Saved entries
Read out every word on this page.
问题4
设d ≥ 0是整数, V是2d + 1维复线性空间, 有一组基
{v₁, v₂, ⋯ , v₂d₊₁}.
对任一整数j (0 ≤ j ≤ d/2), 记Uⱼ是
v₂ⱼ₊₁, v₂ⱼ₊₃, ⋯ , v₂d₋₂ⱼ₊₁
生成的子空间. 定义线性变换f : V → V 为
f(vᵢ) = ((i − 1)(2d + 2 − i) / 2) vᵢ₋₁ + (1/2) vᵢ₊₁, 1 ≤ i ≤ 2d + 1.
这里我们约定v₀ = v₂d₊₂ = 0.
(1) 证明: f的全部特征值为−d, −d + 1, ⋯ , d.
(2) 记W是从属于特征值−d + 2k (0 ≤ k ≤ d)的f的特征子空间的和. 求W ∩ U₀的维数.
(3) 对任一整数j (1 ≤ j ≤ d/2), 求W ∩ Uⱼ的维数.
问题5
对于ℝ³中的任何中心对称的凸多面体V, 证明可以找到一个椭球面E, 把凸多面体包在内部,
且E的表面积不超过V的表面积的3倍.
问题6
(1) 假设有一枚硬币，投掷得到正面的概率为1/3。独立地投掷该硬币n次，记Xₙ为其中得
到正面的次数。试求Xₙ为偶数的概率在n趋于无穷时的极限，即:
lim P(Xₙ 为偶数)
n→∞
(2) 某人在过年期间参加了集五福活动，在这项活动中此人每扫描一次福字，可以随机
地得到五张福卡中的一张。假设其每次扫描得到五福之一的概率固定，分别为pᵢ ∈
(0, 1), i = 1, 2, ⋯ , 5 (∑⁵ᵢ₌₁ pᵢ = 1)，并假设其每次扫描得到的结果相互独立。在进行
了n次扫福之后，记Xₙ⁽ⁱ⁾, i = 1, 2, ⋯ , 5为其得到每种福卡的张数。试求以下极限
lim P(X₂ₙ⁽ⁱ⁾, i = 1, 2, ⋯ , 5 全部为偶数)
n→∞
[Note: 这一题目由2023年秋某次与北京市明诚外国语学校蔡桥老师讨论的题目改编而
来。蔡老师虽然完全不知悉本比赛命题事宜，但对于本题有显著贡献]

#### [EXERCISE DETAILS]
In the records above, find each line that holds the word "对任一整数j"; copy all such lines.

#### [RESULT OF THIS EXERCISE]
对任一整数j (0 ≤ j ≤ d/2), 记Uⱼ是
(3) 对任一整数j (1 ≤ j ≤ d/2), 求W ∩ Uⱼ的维数.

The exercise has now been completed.